Extract, from the listing that follows, each line containing the word "Count".

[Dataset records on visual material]
--- Start ---

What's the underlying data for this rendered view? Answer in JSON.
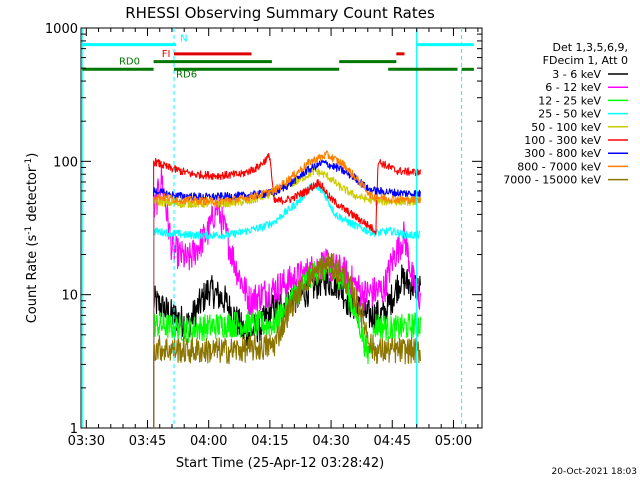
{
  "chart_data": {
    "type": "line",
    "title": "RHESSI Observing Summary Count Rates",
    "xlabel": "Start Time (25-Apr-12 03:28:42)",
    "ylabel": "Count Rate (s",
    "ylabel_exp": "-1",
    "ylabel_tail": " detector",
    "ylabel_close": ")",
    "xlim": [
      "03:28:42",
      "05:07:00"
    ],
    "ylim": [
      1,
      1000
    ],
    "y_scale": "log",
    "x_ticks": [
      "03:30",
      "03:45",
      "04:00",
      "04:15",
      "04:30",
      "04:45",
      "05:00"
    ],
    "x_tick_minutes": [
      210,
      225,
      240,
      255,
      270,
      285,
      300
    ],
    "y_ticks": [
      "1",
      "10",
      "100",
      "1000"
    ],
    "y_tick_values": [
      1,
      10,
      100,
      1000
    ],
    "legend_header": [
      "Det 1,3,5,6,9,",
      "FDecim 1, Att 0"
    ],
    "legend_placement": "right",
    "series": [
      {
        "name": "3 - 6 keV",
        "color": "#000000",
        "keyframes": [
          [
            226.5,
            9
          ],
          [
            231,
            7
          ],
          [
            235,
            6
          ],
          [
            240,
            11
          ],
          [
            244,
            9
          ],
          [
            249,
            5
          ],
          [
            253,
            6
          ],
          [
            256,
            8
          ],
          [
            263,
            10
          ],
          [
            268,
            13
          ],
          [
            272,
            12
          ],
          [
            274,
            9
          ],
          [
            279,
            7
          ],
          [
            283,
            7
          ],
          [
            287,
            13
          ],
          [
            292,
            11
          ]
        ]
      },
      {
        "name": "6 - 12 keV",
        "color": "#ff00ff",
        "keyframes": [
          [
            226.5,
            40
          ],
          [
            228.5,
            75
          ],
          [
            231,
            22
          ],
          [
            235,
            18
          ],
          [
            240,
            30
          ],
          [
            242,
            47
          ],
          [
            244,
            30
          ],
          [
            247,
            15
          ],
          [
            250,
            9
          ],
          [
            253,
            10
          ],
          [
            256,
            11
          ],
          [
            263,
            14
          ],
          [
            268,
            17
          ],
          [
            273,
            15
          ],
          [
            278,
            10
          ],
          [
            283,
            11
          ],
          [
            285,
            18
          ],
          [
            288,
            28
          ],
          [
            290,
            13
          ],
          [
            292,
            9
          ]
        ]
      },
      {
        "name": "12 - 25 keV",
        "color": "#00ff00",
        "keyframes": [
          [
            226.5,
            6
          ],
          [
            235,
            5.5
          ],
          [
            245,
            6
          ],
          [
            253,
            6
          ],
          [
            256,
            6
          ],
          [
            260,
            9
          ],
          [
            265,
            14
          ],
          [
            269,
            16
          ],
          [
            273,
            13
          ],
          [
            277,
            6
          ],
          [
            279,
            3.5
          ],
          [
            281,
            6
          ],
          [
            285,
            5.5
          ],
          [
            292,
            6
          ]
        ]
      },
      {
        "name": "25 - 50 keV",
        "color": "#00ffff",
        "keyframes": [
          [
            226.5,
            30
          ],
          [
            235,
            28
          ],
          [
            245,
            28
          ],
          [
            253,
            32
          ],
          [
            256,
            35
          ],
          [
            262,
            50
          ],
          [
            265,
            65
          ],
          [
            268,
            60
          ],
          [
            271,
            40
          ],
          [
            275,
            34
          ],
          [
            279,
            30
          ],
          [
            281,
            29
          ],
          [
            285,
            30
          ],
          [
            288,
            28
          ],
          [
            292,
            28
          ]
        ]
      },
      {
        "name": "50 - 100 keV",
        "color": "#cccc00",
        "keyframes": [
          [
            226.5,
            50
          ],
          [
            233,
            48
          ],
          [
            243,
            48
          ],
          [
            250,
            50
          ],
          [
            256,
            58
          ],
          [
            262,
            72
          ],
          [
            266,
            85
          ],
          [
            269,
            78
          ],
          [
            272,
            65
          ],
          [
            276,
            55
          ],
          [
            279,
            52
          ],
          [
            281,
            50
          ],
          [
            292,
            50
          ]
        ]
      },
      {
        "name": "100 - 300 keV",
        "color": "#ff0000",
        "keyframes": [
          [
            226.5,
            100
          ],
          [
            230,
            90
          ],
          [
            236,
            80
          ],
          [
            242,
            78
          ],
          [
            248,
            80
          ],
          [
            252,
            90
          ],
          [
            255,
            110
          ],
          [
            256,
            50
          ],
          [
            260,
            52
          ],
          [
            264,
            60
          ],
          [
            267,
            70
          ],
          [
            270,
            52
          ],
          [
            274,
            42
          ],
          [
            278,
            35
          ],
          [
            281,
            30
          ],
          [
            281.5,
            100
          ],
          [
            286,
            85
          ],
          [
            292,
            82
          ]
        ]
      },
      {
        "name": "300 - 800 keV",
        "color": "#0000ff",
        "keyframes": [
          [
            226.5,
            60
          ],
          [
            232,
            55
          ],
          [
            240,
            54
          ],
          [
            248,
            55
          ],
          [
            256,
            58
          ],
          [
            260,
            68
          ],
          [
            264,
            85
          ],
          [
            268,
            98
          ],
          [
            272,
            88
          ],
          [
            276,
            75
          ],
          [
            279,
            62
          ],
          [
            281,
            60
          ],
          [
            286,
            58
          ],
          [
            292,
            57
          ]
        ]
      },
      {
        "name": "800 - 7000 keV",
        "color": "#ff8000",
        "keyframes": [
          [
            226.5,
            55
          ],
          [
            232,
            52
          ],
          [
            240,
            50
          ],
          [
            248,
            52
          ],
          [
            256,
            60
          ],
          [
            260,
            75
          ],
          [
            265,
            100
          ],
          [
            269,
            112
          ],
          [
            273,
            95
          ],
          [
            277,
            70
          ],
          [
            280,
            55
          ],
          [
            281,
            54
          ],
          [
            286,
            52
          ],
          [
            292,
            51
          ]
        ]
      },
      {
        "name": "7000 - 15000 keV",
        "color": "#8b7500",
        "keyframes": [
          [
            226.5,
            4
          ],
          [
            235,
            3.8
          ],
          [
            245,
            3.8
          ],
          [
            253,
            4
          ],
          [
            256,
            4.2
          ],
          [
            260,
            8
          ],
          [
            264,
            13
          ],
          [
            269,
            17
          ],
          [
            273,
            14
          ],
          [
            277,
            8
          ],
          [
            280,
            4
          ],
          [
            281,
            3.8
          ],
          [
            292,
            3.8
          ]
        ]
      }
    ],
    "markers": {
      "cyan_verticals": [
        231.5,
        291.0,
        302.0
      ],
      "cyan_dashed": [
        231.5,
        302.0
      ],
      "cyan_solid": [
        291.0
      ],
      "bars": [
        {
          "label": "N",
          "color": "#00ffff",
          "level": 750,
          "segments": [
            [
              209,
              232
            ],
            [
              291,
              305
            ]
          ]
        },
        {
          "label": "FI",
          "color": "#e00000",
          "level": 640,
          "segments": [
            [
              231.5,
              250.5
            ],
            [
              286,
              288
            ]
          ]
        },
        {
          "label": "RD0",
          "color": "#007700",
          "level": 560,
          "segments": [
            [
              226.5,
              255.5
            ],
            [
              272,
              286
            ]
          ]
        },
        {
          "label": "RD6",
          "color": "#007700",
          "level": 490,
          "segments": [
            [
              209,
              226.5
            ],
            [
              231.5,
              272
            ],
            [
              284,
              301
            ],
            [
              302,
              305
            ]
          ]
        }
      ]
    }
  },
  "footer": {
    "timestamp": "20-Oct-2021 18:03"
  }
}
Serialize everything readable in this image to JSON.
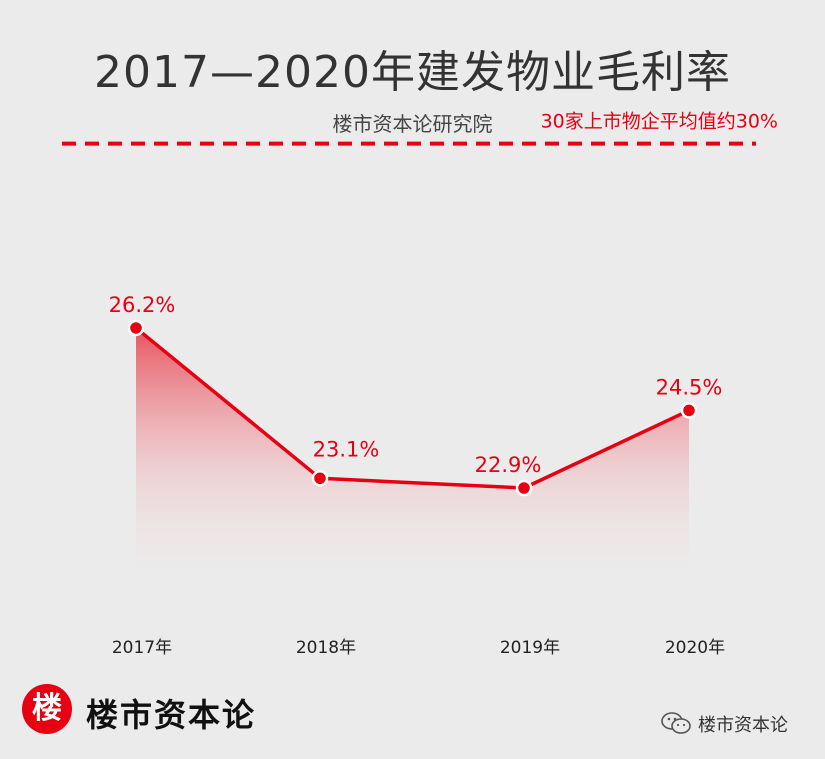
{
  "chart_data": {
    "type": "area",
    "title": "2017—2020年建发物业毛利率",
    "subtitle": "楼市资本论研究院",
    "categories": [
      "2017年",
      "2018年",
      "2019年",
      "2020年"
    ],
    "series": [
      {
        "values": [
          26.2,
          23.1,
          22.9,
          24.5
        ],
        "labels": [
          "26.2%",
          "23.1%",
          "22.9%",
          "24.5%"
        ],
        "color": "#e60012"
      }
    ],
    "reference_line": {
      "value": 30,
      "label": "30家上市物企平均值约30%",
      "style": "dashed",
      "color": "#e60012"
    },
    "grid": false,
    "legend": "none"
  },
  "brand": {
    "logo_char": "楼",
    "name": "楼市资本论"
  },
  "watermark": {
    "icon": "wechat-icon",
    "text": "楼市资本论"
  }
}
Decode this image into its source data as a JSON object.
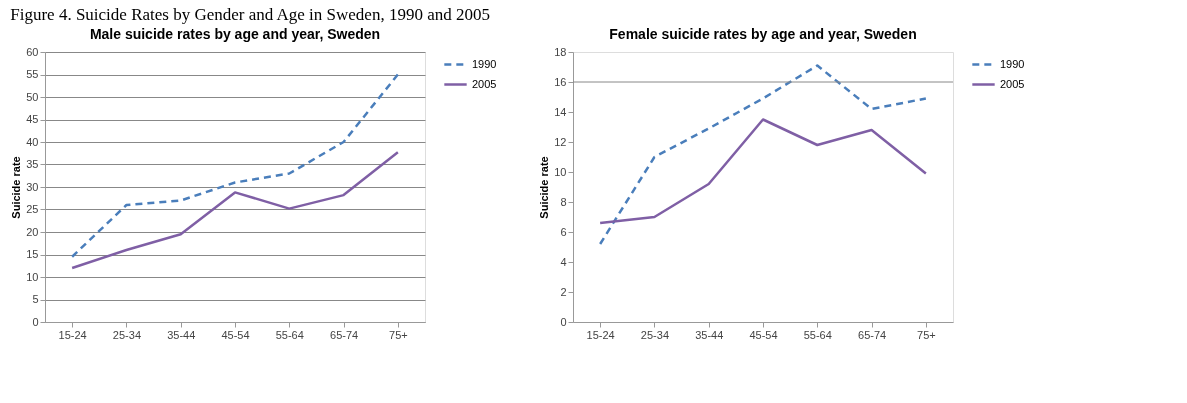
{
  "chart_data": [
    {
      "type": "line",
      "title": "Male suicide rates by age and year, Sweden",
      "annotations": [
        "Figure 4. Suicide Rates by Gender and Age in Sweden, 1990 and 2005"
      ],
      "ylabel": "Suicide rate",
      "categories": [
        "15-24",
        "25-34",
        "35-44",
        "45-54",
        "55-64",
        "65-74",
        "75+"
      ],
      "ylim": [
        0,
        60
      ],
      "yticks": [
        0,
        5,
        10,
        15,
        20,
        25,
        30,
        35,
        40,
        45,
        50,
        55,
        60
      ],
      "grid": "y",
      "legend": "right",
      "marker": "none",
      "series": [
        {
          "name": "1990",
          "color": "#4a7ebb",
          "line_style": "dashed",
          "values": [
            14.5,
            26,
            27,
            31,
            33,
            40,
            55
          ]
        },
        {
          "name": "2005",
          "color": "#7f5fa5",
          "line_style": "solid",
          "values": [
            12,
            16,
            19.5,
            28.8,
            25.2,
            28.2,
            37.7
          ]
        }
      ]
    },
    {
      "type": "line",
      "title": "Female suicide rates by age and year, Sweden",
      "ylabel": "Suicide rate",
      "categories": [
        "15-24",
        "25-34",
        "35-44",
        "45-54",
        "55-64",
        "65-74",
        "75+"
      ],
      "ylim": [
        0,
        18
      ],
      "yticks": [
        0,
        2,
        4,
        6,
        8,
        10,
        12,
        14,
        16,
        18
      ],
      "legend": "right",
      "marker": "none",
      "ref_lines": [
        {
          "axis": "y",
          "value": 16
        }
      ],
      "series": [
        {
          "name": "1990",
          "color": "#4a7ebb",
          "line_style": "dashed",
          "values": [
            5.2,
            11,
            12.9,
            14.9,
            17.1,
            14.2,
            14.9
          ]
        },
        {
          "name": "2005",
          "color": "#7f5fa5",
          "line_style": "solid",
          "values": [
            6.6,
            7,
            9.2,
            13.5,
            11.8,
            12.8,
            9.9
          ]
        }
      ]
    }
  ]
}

--- End ---

#### ANSWER TO THIS PROBLEM
    "title": "RHESSI Observing Summary Count Rates",
    "ylabel": "Count Rate (s",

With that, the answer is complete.